Give the data again exactly as written, skipping any pictures.

+++ DATA IN THIS EXERCISE +++

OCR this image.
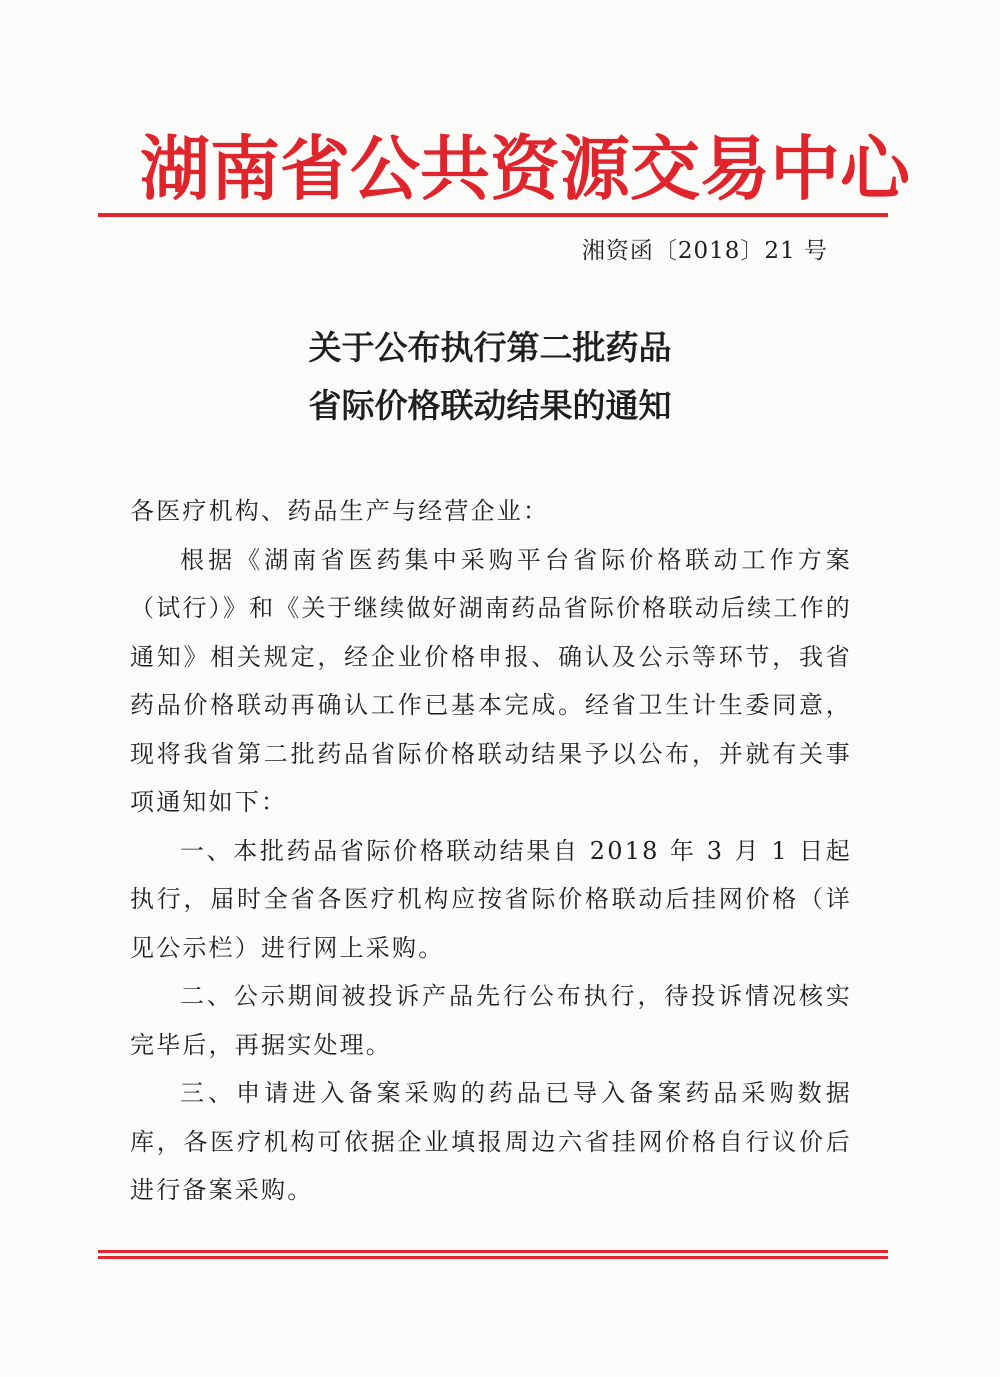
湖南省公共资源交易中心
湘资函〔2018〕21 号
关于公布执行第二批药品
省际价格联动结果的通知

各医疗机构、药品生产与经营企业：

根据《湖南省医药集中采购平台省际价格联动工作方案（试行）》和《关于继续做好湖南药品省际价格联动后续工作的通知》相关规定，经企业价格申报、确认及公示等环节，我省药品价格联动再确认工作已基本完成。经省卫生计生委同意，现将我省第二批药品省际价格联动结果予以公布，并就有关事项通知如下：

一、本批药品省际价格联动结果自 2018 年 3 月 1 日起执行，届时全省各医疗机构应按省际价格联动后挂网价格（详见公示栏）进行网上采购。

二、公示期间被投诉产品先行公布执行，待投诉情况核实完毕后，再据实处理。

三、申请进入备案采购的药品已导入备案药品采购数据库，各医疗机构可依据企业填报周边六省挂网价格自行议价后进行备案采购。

+++

### TASK RESULT
OCR this image.
湖南省公共资源交易中心
湘资函〔2018〕21 号
关于公布执行第二批药品
省际价格联动结果的通知

各医疗机构、药品生产与经营企业：

根据《湖南省医药集中采购平台省际价格联动工作方案（试行）》和《关于继续做好湖南药品省际价格联动后续工作的通知》相关规定，经企业价格申报、确认及公示等环节，我省药品价格联动再确认工作已基本完成。经省卫生计生委同意，现将我省第二批药品省际价格联动结果予以公布，并就有关事项通知如下：

一、本批药品省际价格联动结果自 2018 年 3 月 1 日起执行，届时全省各医疗机构应按省际价格联动后挂网价格（详见公示栏）进行网上采购。

二、公示期间被投诉产品先行公布执行，待投诉情况核实完毕后，再据实处理。

三、申请进入备案采购的药品已导入备案药品采购数据库，各医疗机构可依据企业填报周边六省挂网价格自行议价后进行备案采购。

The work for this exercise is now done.